◆ **Problem to work on**
Your task is to copy the material exactly.

◆ **Supplied records**
start
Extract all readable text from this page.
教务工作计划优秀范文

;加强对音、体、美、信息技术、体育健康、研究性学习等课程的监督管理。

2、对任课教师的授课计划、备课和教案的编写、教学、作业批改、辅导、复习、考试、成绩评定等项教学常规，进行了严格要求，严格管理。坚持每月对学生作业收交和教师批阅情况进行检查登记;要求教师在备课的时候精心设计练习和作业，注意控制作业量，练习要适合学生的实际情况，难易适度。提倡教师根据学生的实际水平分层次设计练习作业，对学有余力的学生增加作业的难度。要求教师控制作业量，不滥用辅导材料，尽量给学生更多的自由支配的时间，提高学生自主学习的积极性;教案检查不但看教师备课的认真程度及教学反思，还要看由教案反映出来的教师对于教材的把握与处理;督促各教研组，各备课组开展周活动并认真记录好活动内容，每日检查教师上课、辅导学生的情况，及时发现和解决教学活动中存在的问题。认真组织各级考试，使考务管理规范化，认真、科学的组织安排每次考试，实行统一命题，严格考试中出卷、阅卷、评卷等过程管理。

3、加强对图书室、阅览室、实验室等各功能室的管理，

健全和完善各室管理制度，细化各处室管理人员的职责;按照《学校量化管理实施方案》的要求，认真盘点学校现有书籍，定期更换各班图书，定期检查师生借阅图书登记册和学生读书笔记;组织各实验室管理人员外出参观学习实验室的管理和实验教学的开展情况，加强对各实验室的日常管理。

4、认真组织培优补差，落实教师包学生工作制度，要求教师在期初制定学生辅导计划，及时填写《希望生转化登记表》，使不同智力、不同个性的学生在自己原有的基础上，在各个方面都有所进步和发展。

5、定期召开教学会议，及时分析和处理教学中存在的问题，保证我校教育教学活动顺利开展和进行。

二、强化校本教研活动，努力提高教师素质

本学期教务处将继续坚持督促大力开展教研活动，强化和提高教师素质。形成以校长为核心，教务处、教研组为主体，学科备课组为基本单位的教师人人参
end
◆ **The solution**
Extract all readable text from this page.
教务工作计划优秀范文

;加强对音、体、美、信息技术、体育健康、研究性学习等课程的监督管理。

2、对任课教师的授课计划、备课和教案的编写、教学、作业批改、辅导、复习、考试、成绩评定等项教学常规，进行了严格要求，严格管理。坚持每月对学生作业收交和教师批阅情况进行检查登记;要求教师在备课的时候精心设计练习和作业，注意控制作业量，练习要适合学生的实际情况，难易适度。提倡教师根据学生的实际水平分层次设计练习作业，对学有余力的学生增加作业的难度。要求教师控制作业量，不滥用辅导材料，尽量给学生更多的自由支配的时间，提高学生自主学习的积极性;教案检查不但看教师备课的认真程度及教学反思，还要看由教案反映出来的教师对于教材的把握与处理;督促各教研组，各备课组开展周活动并认真记录好活动内容，每日检查教师上课、辅导学生的情况，及时发现和解决教学活动中存在的问题。认真组织各级考试，使考务管理规范化，认真、科学的组织安排每次考试，实行统一命题，严格考试中出卷、阅卷、评卷等过程管理。

3、加强对图书室、阅览室、实验室等各功能室的管理，

健全和完善各室管理制度，细化各处室管理人员的职责;按照《学校量化管理实施方案》的要求，认真盘点学校现有书籍，定期更换各班图书，定期检查师生借阅图书登记册和学生读书笔记;组织各实验室管理人员外出参观学习实验室的管理和实验教学的开展情况，加强对各实验室的日常管理。

4、认真组织培优补差，落实教师包学生工作制度，要求教师在期初制定学生辅导计划，及时填写《希望生转化登记表》，使不同智力、不同个性的学生在自己原有的基础上，在各个方面都有所进步和发展。

5、定期召开教学会议，及时分析和处理教学中存在的问题，保证我校教育教学活动顺利开展和进行。

二、强化校本教研活动，努力提高教师素质

本学期教务处将继续坚持督促大力开展教研活动，强化和提高教师素质。形成以校长为核心，教务处、教研组为主体，学科备课组为基本单位的教师人人参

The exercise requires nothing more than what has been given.